══ 与えられた本文 ══
この進行は、特にジャズのスタンダードナンバーで頻出します。
循環の曲は循環コードが頻出する曲=リズムチェンジ
ジャズセッションでの循環の曲と言えば循環コードが頻出する曲。
代表曲がこちら
🎶 George Gershwin(ジョージ・ガーシュウィン)作曲の「I Got Rhythm」(1930)
この曲、1930年に発表されて以来、ジャズスタンダードとして長年愛されている名曲。
当時のジャズミュージシャンたちは、「I Got Rhythm」の進行をベースにして、メロディだけを新しく書いてオリジナル曲を量産していました。
こういった曲は「I Got Rhythm」のメロディーをチェンジした曲ということで
リズムチェンジと呼ばれるようになりました
リズムチェンジの構造
基本的には、32小節のAABA形式です。
🔹 Aセクション(8小節×2)
I-VI-II-Vという超定番の循環コード(いわゆるツーファイブ進行)
例:
B♭maj7 – G7 – Cmin7 – F7
🔹 Bセクション(ブリッジ)
ドミナントセブンスの連続で、転調感が気持ちいい!
例:
D7 – G7 – C7 – F7
🔁 最後にAセクションに戻って1コーラス完成!
═══
══ 与えられたリスト ══
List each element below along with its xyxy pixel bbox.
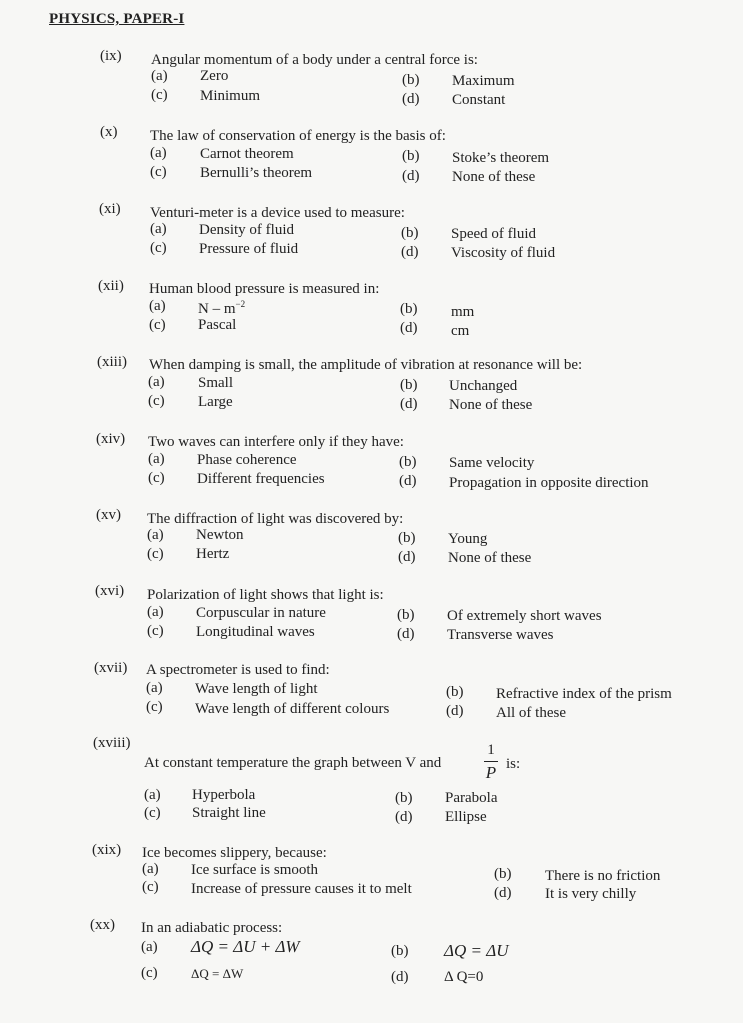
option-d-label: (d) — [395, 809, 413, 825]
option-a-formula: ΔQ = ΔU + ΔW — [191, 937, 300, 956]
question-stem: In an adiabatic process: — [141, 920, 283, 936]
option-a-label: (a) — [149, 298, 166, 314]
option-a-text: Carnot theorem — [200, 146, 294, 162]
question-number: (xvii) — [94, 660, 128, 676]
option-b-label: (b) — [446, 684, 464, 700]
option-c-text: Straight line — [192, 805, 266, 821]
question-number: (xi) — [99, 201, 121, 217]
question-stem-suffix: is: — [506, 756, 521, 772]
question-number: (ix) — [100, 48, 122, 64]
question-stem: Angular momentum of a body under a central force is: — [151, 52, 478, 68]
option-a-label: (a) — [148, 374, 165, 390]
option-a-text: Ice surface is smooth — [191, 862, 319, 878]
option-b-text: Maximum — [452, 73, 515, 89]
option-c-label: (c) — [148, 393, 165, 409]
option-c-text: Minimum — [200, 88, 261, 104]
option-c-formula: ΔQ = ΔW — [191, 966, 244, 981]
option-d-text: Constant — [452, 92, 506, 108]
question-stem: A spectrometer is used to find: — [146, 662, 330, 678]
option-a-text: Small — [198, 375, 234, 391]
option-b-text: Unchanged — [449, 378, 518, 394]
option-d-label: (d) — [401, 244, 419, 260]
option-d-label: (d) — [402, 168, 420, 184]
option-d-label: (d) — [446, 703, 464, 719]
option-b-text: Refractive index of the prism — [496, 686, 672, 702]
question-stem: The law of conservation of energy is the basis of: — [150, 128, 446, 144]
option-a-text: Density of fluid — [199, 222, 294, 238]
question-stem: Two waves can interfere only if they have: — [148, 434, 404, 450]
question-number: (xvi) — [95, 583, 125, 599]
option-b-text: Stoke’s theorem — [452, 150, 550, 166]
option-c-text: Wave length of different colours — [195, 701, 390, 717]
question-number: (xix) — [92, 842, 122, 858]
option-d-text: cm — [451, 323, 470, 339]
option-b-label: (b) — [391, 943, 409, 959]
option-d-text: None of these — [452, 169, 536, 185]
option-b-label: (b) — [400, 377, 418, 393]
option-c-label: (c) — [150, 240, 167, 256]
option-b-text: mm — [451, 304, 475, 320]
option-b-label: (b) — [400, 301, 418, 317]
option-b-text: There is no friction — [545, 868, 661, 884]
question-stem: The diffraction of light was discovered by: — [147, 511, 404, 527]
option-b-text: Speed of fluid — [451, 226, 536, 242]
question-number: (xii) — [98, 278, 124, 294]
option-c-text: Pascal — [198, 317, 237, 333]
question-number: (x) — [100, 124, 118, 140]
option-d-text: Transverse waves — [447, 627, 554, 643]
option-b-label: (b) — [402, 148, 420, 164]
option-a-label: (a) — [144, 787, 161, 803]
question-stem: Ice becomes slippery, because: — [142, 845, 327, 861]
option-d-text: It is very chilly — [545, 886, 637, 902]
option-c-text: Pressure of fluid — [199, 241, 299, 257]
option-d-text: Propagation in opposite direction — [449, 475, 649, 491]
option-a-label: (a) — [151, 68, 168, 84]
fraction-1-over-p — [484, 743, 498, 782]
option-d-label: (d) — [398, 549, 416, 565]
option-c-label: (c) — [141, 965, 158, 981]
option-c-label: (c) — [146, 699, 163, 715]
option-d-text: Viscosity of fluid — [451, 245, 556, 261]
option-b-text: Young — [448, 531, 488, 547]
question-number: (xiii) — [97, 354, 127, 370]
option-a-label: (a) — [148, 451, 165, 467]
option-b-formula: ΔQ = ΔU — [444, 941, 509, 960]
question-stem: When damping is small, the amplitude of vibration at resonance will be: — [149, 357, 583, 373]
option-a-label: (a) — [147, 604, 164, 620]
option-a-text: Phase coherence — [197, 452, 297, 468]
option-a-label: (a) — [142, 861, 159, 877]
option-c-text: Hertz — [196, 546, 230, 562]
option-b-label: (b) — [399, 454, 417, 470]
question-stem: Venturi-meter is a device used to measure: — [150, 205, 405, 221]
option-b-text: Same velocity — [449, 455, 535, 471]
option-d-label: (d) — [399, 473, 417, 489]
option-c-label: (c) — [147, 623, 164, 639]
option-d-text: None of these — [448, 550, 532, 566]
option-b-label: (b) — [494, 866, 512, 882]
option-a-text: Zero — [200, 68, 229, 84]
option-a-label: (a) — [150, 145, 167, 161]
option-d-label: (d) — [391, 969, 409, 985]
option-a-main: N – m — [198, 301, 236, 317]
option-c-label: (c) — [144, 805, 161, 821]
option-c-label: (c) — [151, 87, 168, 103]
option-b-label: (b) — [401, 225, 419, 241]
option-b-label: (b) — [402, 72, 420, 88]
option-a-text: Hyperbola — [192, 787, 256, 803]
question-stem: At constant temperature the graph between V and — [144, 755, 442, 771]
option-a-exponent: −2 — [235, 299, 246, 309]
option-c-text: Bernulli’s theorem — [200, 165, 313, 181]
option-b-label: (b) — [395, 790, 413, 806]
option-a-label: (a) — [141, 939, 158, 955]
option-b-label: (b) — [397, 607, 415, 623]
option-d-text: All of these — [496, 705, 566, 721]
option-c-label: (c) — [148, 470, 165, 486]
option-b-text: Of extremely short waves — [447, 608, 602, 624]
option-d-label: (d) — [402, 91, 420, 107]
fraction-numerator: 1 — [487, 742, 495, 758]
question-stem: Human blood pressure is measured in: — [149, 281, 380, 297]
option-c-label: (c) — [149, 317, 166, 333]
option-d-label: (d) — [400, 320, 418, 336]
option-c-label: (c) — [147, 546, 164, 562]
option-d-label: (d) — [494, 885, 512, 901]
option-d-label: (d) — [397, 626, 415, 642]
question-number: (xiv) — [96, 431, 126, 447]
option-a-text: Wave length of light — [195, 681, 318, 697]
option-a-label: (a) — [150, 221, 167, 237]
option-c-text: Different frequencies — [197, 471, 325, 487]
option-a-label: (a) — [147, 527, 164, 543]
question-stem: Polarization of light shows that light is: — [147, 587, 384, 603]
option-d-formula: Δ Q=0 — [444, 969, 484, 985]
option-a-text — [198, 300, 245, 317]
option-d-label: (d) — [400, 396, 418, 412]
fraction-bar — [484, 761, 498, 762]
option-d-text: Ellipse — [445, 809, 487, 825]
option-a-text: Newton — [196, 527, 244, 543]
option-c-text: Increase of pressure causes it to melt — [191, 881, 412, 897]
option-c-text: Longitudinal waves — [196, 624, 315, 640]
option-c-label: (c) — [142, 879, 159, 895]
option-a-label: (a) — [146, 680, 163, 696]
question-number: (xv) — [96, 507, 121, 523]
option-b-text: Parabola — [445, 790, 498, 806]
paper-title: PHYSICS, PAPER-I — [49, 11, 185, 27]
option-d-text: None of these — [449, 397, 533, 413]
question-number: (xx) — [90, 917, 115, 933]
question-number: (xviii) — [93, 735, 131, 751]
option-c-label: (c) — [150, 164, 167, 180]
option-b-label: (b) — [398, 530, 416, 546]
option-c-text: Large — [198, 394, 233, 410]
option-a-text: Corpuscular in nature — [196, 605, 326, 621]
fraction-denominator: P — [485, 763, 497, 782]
═══
══ 与えられたリスト ══
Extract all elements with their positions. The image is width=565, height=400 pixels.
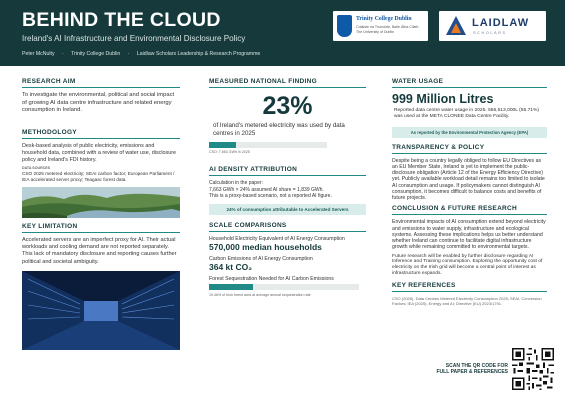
═══
** 課題と条件 **
リズムチェンジの解説で「例:」として示されたコード記号を、重複を除いてすべて挙げよ。本文に出てくる順に並べること。

** 解答 **
B♭maj7、G7、Cmin7、F7、D7、C7